Give every line of the material again, exactly as written.
· · · ·
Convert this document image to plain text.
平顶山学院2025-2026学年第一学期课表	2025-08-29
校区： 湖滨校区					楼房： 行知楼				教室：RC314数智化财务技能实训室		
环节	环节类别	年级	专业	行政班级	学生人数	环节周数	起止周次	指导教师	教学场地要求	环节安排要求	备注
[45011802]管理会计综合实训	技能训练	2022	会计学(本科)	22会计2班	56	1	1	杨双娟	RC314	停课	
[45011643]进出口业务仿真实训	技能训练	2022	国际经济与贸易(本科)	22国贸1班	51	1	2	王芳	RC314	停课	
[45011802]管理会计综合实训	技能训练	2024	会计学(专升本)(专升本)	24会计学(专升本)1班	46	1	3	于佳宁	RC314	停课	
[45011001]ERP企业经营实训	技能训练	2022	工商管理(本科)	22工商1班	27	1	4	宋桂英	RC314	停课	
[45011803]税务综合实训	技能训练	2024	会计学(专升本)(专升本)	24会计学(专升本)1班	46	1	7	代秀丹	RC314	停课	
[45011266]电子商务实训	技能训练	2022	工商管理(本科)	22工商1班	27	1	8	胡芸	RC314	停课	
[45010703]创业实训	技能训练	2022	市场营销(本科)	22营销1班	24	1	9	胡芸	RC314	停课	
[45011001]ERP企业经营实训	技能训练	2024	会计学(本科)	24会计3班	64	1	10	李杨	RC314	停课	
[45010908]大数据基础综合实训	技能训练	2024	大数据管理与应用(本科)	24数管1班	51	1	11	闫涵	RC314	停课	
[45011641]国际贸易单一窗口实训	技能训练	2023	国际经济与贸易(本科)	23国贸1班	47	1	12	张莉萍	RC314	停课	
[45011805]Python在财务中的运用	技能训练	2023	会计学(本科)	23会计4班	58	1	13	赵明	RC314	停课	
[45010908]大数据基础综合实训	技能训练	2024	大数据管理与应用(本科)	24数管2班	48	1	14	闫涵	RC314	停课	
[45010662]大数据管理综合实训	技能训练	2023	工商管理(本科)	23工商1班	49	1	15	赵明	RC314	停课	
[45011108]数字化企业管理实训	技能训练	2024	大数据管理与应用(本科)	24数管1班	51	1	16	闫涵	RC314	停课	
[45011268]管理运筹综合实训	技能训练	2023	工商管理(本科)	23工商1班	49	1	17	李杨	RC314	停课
· · · ·
> [FINAL ANSWER]:
Convert this document image to plain text.
平顶山学院2025-2026学年第一学期课表	2025-08-29
校区： 湖滨校区					楼房： 行知楼				教室：RC314数智化财务技能实训室		
环节	环节类别	年级	专业	行政班级	学生人数	环节周数	起止周次	指导教师	教学场地要求	环节安排要求	备注
[45011802]管理会计综合实训	技能训练	2022	会计学(本科)	22会计2班	56	1	1	杨双娟	RC314	停课	
[45011643]进出口业务仿真实训	技能训练	2022	国际经济与贸易(本科)	22国贸1班	51	1	2	王芳	RC314	停课	
[45011802]管理会计综合实训	技能训练	2024	会计学(专升本)(专升本)	24会计学(专升本)1班	46	1	3	于佳宁	RC314	停课	
[45011001]ERP企业经营实训	技能训练	2022	工商管理(本科)	22工商1班	27	1	4	宋桂英	RC314	停课	
[45011803]税务综合实训	技能训练	2024	会计学(专升本)(专升本)	24会计学(专升本)1班	46	1	7	代秀丹	RC314	停课	
[45011266]电子商务实训	技能训练	2022	工商管理(本科)	22工商1班	27	1	8	胡芸	RC314	停课	
[45010703]创业实训	技能训练	2022	市场营销(本科)	22营销1班	24	1	9	胡芸	RC314	停课	
[45011001]ERP企业经营实训	技能训练	2024	会计学(本科)	24会计3班	64	1	10	李杨	RC314	停课	
[45010908]大数据基础综合实训	技能训练	2024	大数据管理与应用(本科)	24数管1班	51	1	11	闫涵	RC314	停课	
[45011641]国际贸易单一窗口实训	技能训练	2023	国际经济与贸易(本科)	23国贸1班	47	1	12	张莉萍	RC314	停课	
[45011805]Python在财务中的运用	技能训练	2023	会计学(本科)	23会计4班	58	1	13	赵明	RC314	停课	
[45010908]大数据基础综合实训	技能训练	2024	大数据管理与应用(本科)	24数管2班	48	1	14	闫涵	RC314	停课	
[45010662]大数据管理综合实训	技能训练	2023	工商管理(本科)	23工商1班	49	1	15	赵明	RC314	停课	
[45011108]数字化企业管理实训	技能训练	2024	大数据管理与应用(本科)	24数管1班	51	1	16	闫涵	RC314	停课	
[45011268]管理运筹综合实训	技能训练	2023	工商管理(本科)	23工商1班	49	1	17	李杨	RC314	停课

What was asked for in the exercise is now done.